Start of DATA FOR THIS EXERCISE
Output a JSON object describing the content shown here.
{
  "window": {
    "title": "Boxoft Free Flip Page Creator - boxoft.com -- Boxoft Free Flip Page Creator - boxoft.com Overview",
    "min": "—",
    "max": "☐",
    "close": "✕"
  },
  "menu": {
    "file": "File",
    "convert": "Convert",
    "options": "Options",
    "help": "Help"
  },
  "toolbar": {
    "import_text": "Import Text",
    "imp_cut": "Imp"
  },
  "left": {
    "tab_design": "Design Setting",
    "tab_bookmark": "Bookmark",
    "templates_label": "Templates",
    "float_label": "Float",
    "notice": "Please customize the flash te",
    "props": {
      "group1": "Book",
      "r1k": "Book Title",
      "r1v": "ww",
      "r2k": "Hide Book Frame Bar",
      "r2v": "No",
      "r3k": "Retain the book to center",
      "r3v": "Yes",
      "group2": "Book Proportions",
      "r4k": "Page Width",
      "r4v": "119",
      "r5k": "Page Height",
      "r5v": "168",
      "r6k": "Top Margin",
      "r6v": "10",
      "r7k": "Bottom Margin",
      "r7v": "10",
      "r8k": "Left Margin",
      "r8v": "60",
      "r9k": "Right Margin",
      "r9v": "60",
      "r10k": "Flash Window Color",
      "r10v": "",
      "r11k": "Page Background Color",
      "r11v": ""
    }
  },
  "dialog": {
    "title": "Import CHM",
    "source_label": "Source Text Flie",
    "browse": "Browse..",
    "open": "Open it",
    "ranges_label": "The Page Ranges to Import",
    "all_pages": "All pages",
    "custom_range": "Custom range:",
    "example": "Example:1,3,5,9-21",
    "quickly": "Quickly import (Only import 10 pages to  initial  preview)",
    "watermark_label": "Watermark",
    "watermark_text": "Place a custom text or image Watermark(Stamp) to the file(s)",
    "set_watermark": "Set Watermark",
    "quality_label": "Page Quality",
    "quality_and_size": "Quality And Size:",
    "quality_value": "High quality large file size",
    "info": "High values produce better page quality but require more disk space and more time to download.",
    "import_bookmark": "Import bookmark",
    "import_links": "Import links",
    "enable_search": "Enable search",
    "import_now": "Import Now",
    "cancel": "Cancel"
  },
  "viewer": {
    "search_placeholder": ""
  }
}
End of DATA FOR THIS EXERCISE
• [REQUIRED WORK]: Copy out the whole listing exactly as written.

• [RESPONSE TO THE TASK]:
Output a JSON object describing the content shown here.
{
  "window": {
    "title": "Boxoft Free Flip Page Creator - boxoft.com -- Boxoft Free Flip Page Creator - boxoft.com Overview",
    "min": "—",
    "max": "☐",
    "close": "✕"
  },
  "menu": {
    "file": "File",
    "convert": "Convert",
    "options": "Options",
    "help": "Help"
  },
  "toolbar": {
    "import_text": "Import Text",
    "imp_cut": "Imp"
  },
  "left": {
    "tab_design": "Design Setting",
    "tab_bookmark": "Bookmark",
    "templates_label": "Templates",
    "float_label": "Float",
    "notice": "Please customize the flash te",
    "props": {
      "group1": "Book",
      "r1k": "Book Title",
      "r1v": "ww",
      "r2k": "Hide Book Frame Bar",
      "r2v": "No",
      "r3k": "Retain the book to center",
      "r3v": "Yes",
      "group2": "Book Proportions",
      "r4k": "Page Width",
      "r4v": "119",
      "r5k": "Page Height",
      "r5v": "168",
      "r6k": "Top Margin",
      "r6v": "10",
      "r7k": "Bottom Margin",
      "r7v": "10",
      "r8k": "Left Margin",
      "r8v": "60",
      "r9k": "Right Margin",
      "r9v": "60",
      "r10k": "Flash Window Color",
      "r10v": "",
      "r11k": "Page Background Color",
      "r11v": ""
    }
  },
  "dialog": {
    "title": "Import CHM",
    "source_label": "Source Text Flie",
    "browse": "Browse..",
    "open": "Open it",
    "ranges_label": "The Page Ranges to Import",
    "all_pages": "All pages",
    "custom_range": "Custom range:",
    "example": "Example:1,3,5,9-21",
    "quickly": "Quickly import (Only import 10 pages to  initial  preview)",
    "watermark_label": "Watermark",
    "watermark_text": "Place a custom text or image Watermark(Stamp) to the file(s)",
    "set_watermark": "Set Watermark",
    "quality_label": "Page Quality",
    "quality_and_size": "Quality And Size:",
    "quality_value": "High quality large file size",
    "info": "High values produce better page quality but require more disk space and more time to download.",
    "import_bookmark": "Import bookmark",
    "import_links": "Import links",
    "enable_search": "Enable search",
    "import_now": "Import Now",
    "cancel": "Cancel"
  },
  "viewer": {
    "search_placeholder": ""
  }
}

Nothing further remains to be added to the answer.